What is required –
Arrange the material from the line containing "tile-bibliothek[interactable]: Bibliothek <box>12" through the line containing "tile-label: Bibliothek <box>50" as a Markdown table with the columns Row and Text, numbering each line and leaving out any blank lines.
#####
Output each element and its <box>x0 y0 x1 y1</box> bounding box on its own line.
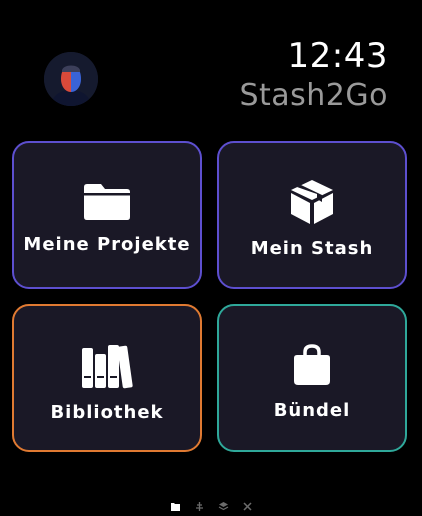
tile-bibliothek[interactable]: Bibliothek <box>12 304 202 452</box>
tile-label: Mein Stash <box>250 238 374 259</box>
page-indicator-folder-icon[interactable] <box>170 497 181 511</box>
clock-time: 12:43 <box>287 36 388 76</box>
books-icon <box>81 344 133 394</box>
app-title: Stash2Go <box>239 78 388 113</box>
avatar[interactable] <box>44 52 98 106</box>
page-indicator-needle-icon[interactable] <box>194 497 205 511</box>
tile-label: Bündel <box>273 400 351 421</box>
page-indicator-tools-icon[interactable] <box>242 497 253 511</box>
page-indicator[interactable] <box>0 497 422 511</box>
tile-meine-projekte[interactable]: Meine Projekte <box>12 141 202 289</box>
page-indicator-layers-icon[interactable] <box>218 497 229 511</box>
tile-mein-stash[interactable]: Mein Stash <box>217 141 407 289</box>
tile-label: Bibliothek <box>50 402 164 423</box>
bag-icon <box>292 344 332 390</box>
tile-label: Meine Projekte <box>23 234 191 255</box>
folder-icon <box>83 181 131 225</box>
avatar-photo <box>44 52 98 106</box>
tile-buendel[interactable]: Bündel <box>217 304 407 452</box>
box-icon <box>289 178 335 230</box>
#####
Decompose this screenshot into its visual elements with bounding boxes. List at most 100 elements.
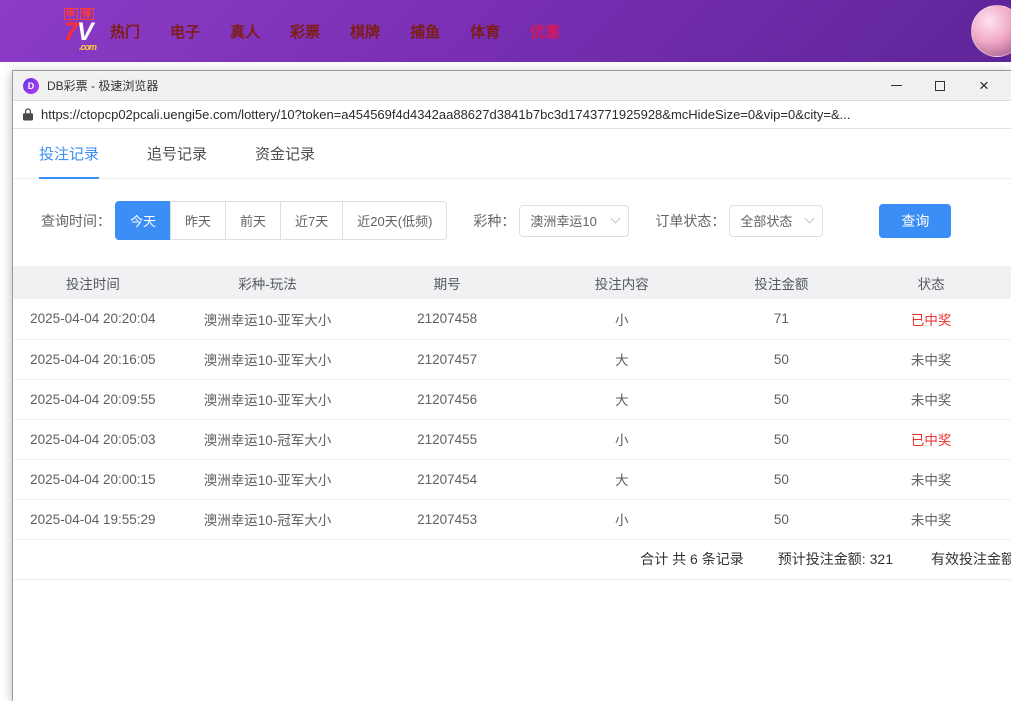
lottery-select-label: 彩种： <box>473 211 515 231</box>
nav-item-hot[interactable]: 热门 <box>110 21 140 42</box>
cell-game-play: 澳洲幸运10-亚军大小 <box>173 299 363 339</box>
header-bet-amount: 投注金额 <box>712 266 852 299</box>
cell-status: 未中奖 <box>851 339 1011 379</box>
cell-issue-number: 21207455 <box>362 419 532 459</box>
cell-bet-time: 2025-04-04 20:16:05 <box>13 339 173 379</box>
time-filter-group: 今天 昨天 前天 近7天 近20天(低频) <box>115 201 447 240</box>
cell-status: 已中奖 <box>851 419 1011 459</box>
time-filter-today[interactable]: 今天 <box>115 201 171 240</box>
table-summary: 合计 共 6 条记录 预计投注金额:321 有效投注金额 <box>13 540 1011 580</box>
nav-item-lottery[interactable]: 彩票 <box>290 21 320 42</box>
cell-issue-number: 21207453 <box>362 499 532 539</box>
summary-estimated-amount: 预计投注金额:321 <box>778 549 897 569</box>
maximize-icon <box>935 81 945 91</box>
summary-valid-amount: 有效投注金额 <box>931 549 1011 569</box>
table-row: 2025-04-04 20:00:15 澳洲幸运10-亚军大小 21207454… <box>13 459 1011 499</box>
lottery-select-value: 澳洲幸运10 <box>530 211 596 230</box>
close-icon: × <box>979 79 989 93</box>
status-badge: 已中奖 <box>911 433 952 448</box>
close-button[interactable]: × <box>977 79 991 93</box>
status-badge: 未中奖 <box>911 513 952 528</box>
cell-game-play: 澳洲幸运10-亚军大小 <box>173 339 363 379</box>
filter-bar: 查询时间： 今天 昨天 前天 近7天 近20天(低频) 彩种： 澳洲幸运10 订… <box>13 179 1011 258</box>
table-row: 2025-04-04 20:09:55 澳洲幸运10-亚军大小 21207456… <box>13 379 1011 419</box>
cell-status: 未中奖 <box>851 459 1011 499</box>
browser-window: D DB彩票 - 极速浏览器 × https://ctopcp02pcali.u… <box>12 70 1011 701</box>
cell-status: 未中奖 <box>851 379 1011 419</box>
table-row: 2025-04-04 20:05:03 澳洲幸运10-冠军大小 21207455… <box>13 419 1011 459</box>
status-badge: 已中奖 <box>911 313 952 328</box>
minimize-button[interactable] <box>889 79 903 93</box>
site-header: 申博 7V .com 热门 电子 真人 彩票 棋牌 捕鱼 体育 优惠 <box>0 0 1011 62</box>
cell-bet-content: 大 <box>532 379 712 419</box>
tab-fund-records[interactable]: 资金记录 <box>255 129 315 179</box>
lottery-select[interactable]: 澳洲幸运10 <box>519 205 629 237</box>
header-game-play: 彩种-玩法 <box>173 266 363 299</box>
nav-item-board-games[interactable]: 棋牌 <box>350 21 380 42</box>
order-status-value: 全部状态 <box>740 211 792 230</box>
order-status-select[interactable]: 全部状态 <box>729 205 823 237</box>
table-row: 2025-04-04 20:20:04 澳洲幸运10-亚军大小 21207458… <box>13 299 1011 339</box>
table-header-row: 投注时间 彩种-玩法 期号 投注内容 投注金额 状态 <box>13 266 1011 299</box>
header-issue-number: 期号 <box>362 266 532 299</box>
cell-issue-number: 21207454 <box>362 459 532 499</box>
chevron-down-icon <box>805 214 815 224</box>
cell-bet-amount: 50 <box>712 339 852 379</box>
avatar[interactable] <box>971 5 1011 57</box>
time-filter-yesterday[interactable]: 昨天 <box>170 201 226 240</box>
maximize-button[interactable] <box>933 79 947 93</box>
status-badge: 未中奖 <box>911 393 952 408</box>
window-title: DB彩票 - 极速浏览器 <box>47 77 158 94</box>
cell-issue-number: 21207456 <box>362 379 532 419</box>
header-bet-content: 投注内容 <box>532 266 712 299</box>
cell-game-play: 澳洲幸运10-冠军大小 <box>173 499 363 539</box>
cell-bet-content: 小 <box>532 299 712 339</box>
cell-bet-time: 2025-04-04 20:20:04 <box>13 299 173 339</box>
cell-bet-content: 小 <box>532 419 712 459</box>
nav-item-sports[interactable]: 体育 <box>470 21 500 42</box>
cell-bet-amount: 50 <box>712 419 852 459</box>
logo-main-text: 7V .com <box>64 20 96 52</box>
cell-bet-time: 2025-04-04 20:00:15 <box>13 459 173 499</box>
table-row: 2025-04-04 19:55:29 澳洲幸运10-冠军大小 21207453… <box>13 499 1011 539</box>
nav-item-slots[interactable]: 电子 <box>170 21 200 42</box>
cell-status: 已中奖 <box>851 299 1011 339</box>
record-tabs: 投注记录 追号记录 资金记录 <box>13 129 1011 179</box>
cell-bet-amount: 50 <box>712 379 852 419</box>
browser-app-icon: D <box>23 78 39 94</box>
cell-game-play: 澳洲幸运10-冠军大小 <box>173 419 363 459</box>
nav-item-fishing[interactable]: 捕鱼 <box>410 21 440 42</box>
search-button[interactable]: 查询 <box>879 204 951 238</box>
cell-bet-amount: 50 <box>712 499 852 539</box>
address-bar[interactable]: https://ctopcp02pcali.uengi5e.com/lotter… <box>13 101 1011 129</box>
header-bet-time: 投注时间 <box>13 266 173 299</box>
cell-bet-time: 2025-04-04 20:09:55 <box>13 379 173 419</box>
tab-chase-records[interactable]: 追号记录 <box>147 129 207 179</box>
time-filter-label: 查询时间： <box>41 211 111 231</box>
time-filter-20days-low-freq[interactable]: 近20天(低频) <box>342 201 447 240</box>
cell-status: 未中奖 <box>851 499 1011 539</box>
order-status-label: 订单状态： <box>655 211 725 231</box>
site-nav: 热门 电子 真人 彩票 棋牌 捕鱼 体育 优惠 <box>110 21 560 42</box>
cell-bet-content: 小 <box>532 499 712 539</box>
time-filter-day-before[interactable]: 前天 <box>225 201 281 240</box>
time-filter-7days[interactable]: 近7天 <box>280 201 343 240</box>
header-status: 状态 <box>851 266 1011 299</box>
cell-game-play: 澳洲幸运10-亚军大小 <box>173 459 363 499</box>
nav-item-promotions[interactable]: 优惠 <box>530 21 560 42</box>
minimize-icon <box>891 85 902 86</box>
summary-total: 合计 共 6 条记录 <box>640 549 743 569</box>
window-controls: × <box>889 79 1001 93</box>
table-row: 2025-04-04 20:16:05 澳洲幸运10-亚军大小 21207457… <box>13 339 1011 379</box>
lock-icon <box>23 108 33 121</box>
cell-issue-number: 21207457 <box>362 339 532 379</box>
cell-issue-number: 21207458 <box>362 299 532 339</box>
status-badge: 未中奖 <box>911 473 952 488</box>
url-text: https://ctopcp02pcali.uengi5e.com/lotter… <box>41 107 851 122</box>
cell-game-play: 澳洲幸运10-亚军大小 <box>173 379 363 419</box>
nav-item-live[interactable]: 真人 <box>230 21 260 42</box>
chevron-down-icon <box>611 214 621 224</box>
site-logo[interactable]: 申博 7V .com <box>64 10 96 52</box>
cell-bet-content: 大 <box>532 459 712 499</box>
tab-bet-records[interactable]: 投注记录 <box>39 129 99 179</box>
#####
Task response –
| Row | Text |
|---|---|
| 1 | tile-bibliothek[interactable]: Bibliothek <box>12 304 202 452</box> |
| 2 | tile-label: Mein Stash <box>250 238 374 259</box> |
| 3 | page-indicator-folder-icon[interactable] <box>170 497 181 511</box> |
| 4 | clock-time: 12:43 <box>287 36 388 76</box> |
| 5 | books-icon <box>81 344 133 394</box> |
| 6 | app-title: Stash2Go <box>239 78 388 113</box> |
| 7 | avatar[interactable] <box>44 52 98 106</box> |
| 8 | page-indicator-needle-icon[interactable] <box>194 497 205 511</box> |
| 9 | tile-label: Bündel <box>273 400 351 421</box> |
| 10 | page-indicator-tools-icon[interactable] <box>242 497 253 511</box> |
| 11 | page-indicator[interactable] <box>0 497 422 511</box> |
| 12 | tile-meine-projekte[interactable]: Meine Projekte <box>12 141 202 289</box> |
| 13 | page-indicator-layers-icon[interactable] <box>218 497 229 511</box> |
| 14 | tile-mein-stash[interactable]: Mein Stash <box>217 141 407 289</box> |
| 15 | tile-label: Bibliothek <box>50 402 164 423</box> |